> **WHAT YOU WILL DO**
Check each line of the material below for "ylabel". Report how many have it, with no other words.

──────

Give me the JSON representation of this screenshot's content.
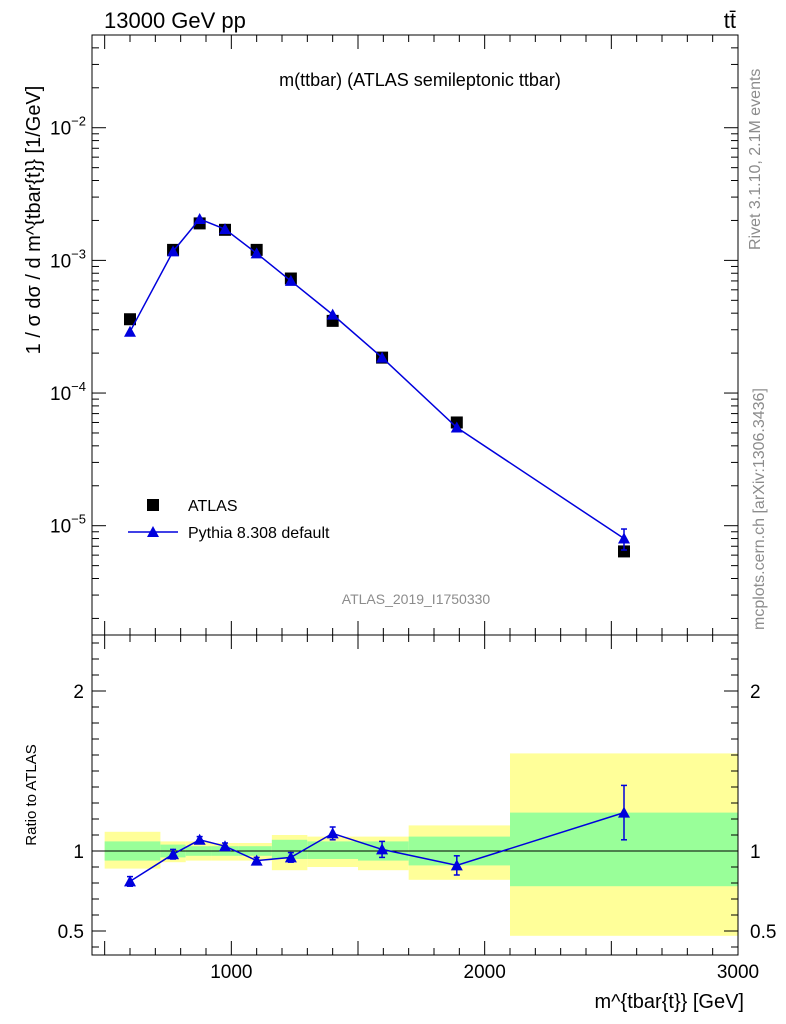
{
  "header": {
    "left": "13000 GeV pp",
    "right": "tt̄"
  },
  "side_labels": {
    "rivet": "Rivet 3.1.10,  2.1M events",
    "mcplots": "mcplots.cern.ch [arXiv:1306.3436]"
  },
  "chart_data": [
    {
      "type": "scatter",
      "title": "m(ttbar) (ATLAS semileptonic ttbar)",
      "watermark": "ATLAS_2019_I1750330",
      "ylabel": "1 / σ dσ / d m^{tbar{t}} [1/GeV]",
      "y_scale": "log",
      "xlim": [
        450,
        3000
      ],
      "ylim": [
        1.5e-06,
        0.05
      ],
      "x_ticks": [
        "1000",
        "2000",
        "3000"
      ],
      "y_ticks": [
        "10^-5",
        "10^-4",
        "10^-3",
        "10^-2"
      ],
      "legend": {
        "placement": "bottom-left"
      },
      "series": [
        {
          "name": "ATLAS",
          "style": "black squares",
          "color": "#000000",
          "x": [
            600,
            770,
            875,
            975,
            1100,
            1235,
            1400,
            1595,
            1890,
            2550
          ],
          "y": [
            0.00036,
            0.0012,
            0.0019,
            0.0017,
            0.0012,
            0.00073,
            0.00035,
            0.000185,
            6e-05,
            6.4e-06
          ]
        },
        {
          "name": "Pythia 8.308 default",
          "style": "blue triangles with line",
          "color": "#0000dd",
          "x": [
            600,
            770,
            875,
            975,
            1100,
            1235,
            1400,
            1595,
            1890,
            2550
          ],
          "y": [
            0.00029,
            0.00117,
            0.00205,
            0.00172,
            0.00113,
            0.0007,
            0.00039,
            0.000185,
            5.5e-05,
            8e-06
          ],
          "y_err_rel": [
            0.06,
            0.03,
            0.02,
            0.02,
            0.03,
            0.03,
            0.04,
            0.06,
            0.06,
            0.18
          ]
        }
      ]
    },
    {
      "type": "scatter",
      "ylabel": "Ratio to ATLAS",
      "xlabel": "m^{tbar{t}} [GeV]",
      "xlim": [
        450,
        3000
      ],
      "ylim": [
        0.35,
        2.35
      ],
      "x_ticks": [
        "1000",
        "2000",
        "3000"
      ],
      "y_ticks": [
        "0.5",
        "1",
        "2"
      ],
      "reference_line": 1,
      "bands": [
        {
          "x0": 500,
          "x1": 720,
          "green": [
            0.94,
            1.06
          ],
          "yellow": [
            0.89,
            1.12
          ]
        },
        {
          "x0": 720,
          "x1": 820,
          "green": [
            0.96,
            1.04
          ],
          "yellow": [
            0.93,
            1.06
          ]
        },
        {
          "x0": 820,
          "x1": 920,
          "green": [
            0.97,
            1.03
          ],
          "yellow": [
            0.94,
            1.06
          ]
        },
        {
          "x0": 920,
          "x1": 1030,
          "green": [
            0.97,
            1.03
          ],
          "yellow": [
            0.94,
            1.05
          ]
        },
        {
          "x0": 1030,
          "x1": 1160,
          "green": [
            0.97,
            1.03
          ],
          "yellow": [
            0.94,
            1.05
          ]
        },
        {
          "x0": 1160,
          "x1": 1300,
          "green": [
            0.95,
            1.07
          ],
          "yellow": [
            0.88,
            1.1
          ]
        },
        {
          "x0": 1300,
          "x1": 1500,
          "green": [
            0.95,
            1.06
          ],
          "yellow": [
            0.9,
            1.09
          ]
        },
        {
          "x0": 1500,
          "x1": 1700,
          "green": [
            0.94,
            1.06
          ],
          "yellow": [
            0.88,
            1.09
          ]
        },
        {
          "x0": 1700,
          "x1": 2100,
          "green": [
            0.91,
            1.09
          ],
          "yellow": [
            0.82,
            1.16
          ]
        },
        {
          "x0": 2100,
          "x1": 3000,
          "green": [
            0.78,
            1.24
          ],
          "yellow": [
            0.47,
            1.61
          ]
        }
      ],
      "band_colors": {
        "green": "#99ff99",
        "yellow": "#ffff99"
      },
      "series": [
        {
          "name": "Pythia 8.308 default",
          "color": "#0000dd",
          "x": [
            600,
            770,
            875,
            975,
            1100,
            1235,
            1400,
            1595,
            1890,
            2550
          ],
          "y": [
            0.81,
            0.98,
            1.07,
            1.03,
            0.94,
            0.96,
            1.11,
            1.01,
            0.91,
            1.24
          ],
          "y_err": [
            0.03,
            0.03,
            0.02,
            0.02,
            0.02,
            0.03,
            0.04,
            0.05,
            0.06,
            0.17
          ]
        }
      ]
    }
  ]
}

──────

> **EXPECTED OUTPUT**
2